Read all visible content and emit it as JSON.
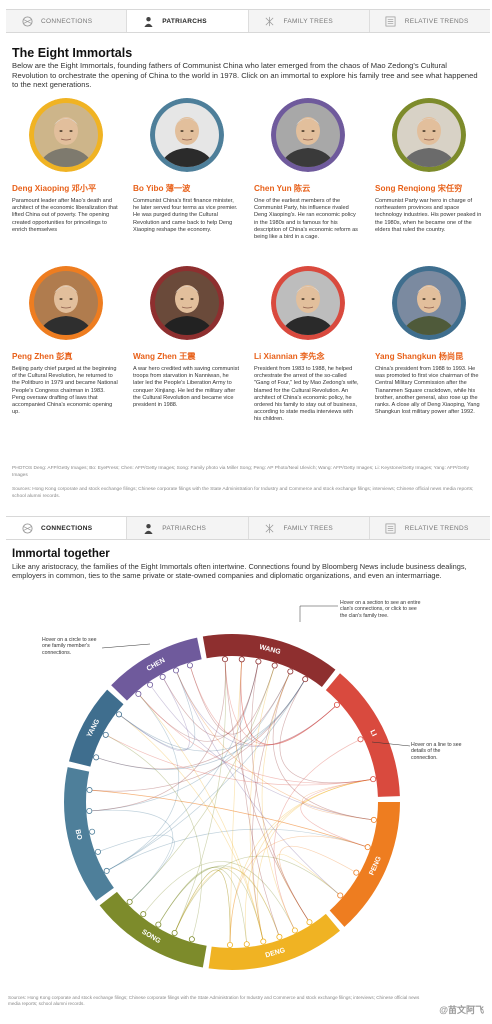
{
  "nav_top": {
    "tabs": [
      {
        "label": "CONNECTIONS",
        "icon": "circle-icon",
        "active": false
      },
      {
        "label": "PATRIARCHS",
        "icon": "person-icon",
        "active": true
      },
      {
        "label": "FAMILY TREES",
        "icon": "tree-icon",
        "active": false
      },
      {
        "label": "RELATIVE TRENDS",
        "icon": "list-icon",
        "active": false
      }
    ]
  },
  "patriarchs": {
    "title": "The Eight Immortals",
    "intro": "Below are the Eight Immortals, founding fathers of Communist China who later emerged from the chaos of Mao Zedong's Cultural Revolution to orchestrate the opening of China to the world in 1978. Click on an immortal to explore his family tree and see what happened to the next generations.",
    "people": [
      {
        "name": "Deng Xiaoping 邓小平",
        "ring": "#f0b323",
        "bio": "Paramount leader after Mao's death and architect of the economic liberalization that lifted China out of poverty. The opening created opportunities for princelings to enrich themselves"
      },
      {
        "name": "Bo Yibo 薄一波",
        "ring": "#4e7f9a",
        "bio": "Communist China's first finance minister, he later served four terms as vice premier. He was purged during the Cultural Revolution and came back to help Deng Xiaoping reshape the economy."
      },
      {
        "name": "Chen Yun 陈云",
        "ring": "#6f5a9c",
        "bio": "One of the earliest members of the Communist Party, his influence rivaled Deng Xiaoping's. He ran economic policy in the 1980s and is famous for his description of China's economic reform as being like a bird in a cage."
      },
      {
        "name": "Song Renqiong 宋任穷",
        "ring": "#7d8b2b",
        "bio": "Communist Party war hero in charge of northeastern provinces and space technology industries. His power peaked in the 1980s, when he became one of the elders that ruled the country."
      },
      {
        "name": "Peng Zhen 彭真",
        "ring": "#ee7d20",
        "bio": "Beijing party chief purged at the beginning of the Cultural Revolution, he returned to the Politburo in 1979 and became National People's Congress chairman in 1983. Peng oversaw drafting of laws that accompanied China's economic opening up."
      },
      {
        "name": "Wang Zhen 王震",
        "ring": "#8e2f2f",
        "bio": "A war hero credited with saving communist troops from starvation in Nanniwan, he later led the People's Liberation Army to conquer Xinjiang. He led the military after the Cultural Revolution and became vice president in 1988."
      },
      {
        "name": "Li Xiannian 李先念",
        "ring": "#d94a3e",
        "bio": "President from 1983 to 1988, he helped orchestrate the arrest of the so-called \"Gang of Four,\" led by Mao Zedong's wife, blamed for the Cultural Revolution. An architect of China's economic policy, he ordered his family to stay out of business, according to state media interviews with his children."
      },
      {
        "name": "Yang Shangkun 杨尚昆",
        "ring": "#3f6e8e",
        "bio": "China's president from 1988 to 1993. He was promoted to first vice chairman of the Central Military Commission after the Tiananmen Square crackdown, while his brother, another general, also rose up the ranks. A close ally of Deng Xiaoping, Yang Shangkun lost military power after 1992."
      }
    ],
    "photo_credits": "PHOTOS Deng: AFP/Getty Images; Bo: EyePress; Chen: AFP/Getty Images; Song: Family photo via Miller Song; Peng: AP Photo/Neal Ulevich; Wang: AFP/Getty Images; Li: Keystone/Getty Images; Yang: AFP/Getty Images",
    "sources": "Sources: Hong Kong corporate and stock exchange filings; Chinese corporate filings with the State Administration for Industry and Commerce and stock exchange filings; interviews; Chinese official news media reports; school alumni records."
  },
  "nav_mid": {
    "tabs": [
      {
        "label": "CONNECTIONS",
        "icon": "circle-icon",
        "active": true
      },
      {
        "label": "PATRIARCHS",
        "icon": "person-icon",
        "active": false
      },
      {
        "label": "FAMILY TREES",
        "icon": "tree-icon",
        "active": false
      },
      {
        "label": "RELATIVE TRENDS",
        "icon": "list-icon",
        "active": false
      }
    ]
  },
  "connections": {
    "title": "Immortal together",
    "intro": "Like any aristocracy, the families of the Eight Immortals often intertwine. Connections found by Bloomberg News include business dealings, employers in common, ties to the same private or state-owned companies and diplomatic organizations, and even an intermarriage.",
    "hint_circle": "Hover on a circle to see one family member's connections.",
    "hint_section": "Hover on a section to see an entire clan's connections, or click to see the clan's family tree.",
    "hint_line": "Hover on a line to see details of the connection.",
    "clans": [
      {
        "label": "WANG",
        "color": "#8e2f2f",
        "start": -10,
        "end": 38
      },
      {
        "label": "LI",
        "color": "#d94a3e",
        "start": 40,
        "end": 88
      },
      {
        "label": "PENG",
        "color": "#ee7d20",
        "start": 90,
        "end": 138
      },
      {
        "label": "DENG",
        "color": "#f0b323",
        "start": 140,
        "end": 188
      },
      {
        "label": "SONG",
        "color": "#7d8b2b",
        "start": 190,
        "end": 232
      },
      {
        "label": "BO",
        "color": "#4e7f9a",
        "start": 234,
        "end": 282
      },
      {
        "label": "YANG",
        "color": "#3f6e8e",
        "start": 284,
        "end": 312
      },
      {
        "label": "CHEN",
        "color": "#6f5a9c",
        "start": 314,
        "end": 348
      }
    ],
    "sources": "Sources: Hong Kong corporate and stock exchange filings; Chinese corporate filings with the State Administration for Industry and Commerce and stock exchange filings; interviews; Chinese official news media reports; school alumni records."
  },
  "watermark": "@苗文阿飞"
}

____________

— DO THIS —
Each line of the data is to be duplicated exactly; pictures stay out of the copy.

— COMPLETED EXERCISE —
Read all visible content and emit it as JSON.
{
  "nav_top": {
    "tabs": [
      {
        "label": "CONNECTIONS",
        "icon": "circle-icon",
        "active": false
      },
      {
        "label": "PATRIARCHS",
        "icon": "person-icon",
        "active": true
      },
      {
        "label": "FAMILY TREES",
        "icon": "tree-icon",
        "active": false
      },
      {
        "label": "RELATIVE TRENDS",
        "icon": "list-icon",
        "active": false
      }
    ]
  },
  "patriarchs": {
    "title": "The Eight Immortals",
    "intro": "Below are the Eight Immortals, founding fathers of Communist China who later emerged from the chaos of Mao Zedong's Cultural Revolution to orchestrate the opening of China to the world in 1978. Click on an immortal to explore his family tree and see what happened to the next generations.",
    "people": [
      {
        "name": "Deng Xiaoping 邓小平",
        "ring": "#f0b323",
        "bio": "Paramount leader after Mao's death and architect of the economic liberalization that lifted China out of poverty. The opening created opportunities for princelings to enrich themselves"
      },
      {
        "name": "Bo Yibo 薄一波",
        "ring": "#4e7f9a",
        "bio": "Communist China's first finance minister, he later served four terms as vice premier. He was purged during the Cultural Revolution and came back to help Deng Xiaoping reshape the economy."
      },
      {
        "name": "Chen Yun 陈云",
        "ring": "#6f5a9c",
        "bio": "One of the earliest members of the Communist Party, his influence rivaled Deng Xiaoping's. He ran economic policy in the 1980s and is famous for his description of China's economic reform as being like a bird in a cage."
      },
      {
        "name": "Song Renqiong 宋任穷",
        "ring": "#7d8b2b",
        "bio": "Communist Party war hero in charge of northeastern provinces and space technology industries. His power peaked in the 1980s, when he became one of the elders that ruled the country."
      },
      {
        "name": "Peng Zhen 彭真",
        "ring": "#ee7d20",
        "bio": "Beijing party chief purged at the beginning of the Cultural Revolution, he returned to the Politburo in 1979 and became National People's Congress chairman in 1983. Peng oversaw drafting of laws that accompanied China's economic opening up."
      },
      {
        "name": "Wang Zhen 王震",
        "ring": "#8e2f2f",
        "bio": "A war hero credited with saving communist troops from starvation in Nanniwan, he later led the People's Liberation Army to conquer Xinjiang. He led the military after the Cultural Revolution and became vice president in 1988."
      },
      {
        "name": "Li Xiannian 李先念",
        "ring": "#d94a3e",
        "bio": "President from 1983 to 1988, he helped orchestrate the arrest of the so-called \"Gang of Four,\" led by Mao Zedong's wife, blamed for the Cultural Revolution. An architect of China's economic policy, he ordered his family to stay out of business, according to state media interviews with his children."
      },
      {
        "name": "Yang Shangkun 杨尚昆",
        "ring": "#3f6e8e",
        "bio": "China's president from 1988 to 1993. He was promoted to first vice chairman of the Central Military Commission after the Tiananmen Square crackdown, while his brother, another general, also rose up the ranks. A close ally of Deng Xiaoping, Yang Shangkun lost military power after 1992."
      }
    ],
    "photo_credits": "PHOTOS Deng: AFP/Getty Images; Bo: EyePress; Chen: AFP/Getty Images; Song: Family photo via Miller Song; Peng: AP Photo/Neal Ulevich; Wang: AFP/Getty Images; Li: Keystone/Getty Images; Yang: AFP/Getty Images",
    "sources": "Sources: Hong Kong corporate and stock exchange filings; Chinese corporate filings with the State Administration for Industry and Commerce and stock exchange filings; interviews; Chinese official news media reports; school alumni records."
  },
  "nav_mid": {
    "tabs": [
      {
        "label": "CONNECTIONS",
        "icon": "circle-icon",
        "active": true
      },
      {
        "label": "PATRIARCHS",
        "icon": "person-icon",
        "active": false
      },
      {
        "label": "FAMILY TREES",
        "icon": "tree-icon",
        "active": false
      },
      {
        "label": "RELATIVE TRENDS",
        "icon": "list-icon",
        "active": false
      }
    ]
  },
  "connections": {
    "title": "Immortal together",
    "intro": "Like any aristocracy, the families of the Eight Immortals often intertwine. Connections found by Bloomberg News include business dealings, employers in common, ties to the same private or state-owned companies and diplomatic organizations, and even an intermarriage.",
    "hint_circle": "Hover on a circle to see one family member's connections.",
    "hint_section": "Hover on a section to see an entire clan's connections, or click to see the clan's family tree.",
    "hint_line": "Hover on a line to see details of the connection.",
    "clans": [
      {
        "label": "WANG",
        "color": "#8e2f2f",
        "start": -10,
        "end": 38
      },
      {
        "label": "LI",
        "color": "#d94a3e",
        "start": 40,
        "end": 88
      },
      {
        "label": "PENG",
        "color": "#ee7d20",
        "start": 90,
        "end": 138
      },
      {
        "label": "DENG",
        "color": "#f0b323",
        "start": 140,
        "end": 188
      },
      {
        "label": "SONG",
        "color": "#7d8b2b",
        "start": 190,
        "end": 232
      },
      {
        "label": "BO",
        "color": "#4e7f9a",
        "start": 234,
        "end": 282
      },
      {
        "label": "YANG",
        "color": "#3f6e8e",
        "start": 284,
        "end": 312
      },
      {
        "label": "CHEN",
        "color": "#6f5a9c",
        "start": 314,
        "end": 348
      }
    ],
    "sources": "Sources: Hong Kong corporate and stock exchange filings; Chinese corporate filings with the State Administration for Industry and Commerce and stock exchange filings; interviews; Chinese official news media reports; school alumni records."
  },
  "watermark": "@苗文阿飞"
}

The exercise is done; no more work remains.